----- Data supplied

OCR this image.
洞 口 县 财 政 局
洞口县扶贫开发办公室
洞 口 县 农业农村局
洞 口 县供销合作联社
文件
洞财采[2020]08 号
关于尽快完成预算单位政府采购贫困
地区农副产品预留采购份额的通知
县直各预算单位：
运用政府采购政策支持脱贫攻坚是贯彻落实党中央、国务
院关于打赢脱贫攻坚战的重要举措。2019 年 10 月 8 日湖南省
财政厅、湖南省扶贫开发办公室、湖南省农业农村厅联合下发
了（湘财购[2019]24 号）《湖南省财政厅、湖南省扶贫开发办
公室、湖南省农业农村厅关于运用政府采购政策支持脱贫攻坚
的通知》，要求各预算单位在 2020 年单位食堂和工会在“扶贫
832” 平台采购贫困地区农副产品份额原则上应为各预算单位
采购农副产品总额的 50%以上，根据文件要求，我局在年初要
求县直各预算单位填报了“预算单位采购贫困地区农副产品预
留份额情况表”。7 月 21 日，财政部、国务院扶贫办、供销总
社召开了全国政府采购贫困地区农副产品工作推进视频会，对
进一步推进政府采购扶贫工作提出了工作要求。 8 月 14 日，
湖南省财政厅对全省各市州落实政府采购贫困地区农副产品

----------

*Aim of the task*: Your task is to output all of the data above word for word.

*Result*:
OCR this image.
洞 口 县 财 政 局
洞口县扶贫开发办公室
洞 口 县 农业农村局
洞 口 县供销合作联社
文件
洞财采[2020]08 号
关于尽快完成预算单位政府采购贫困
地区农副产品预留采购份额的通知
县直各预算单位：
运用政府采购政策支持脱贫攻坚是贯彻落实党中央、国务
院关于打赢脱贫攻坚战的重要举措。2019 年 10 月 8 日湖南省
财政厅、湖南省扶贫开发办公室、湖南省农业农村厅联合下发
了（湘财购[2019]24 号）《湖南省财政厅、湖南省扶贫开发办
公室、湖南省农业农村厅关于运用政府采购政策支持脱贫攻坚
的通知》，要求各预算单位在 2020 年单位食堂和工会在“扶贫
832” 平台采购贫困地区农副产品份额原则上应为各预算单位
采购农副产品总额的 50%以上，根据文件要求，我局在年初要
求县直各预算单位填报了“预算单位采购贫困地区农副产品预
留份额情况表”。7 月 21 日，财政部、国务院扶贫办、供销总
社召开了全国政府采购贫困地区农副产品工作推进视频会，对
进一步推进政府采购扶贫工作提出了工作要求。 8 月 14 日，
湖南省财政厅对全省各市州落实政府采购贫困地区农副产品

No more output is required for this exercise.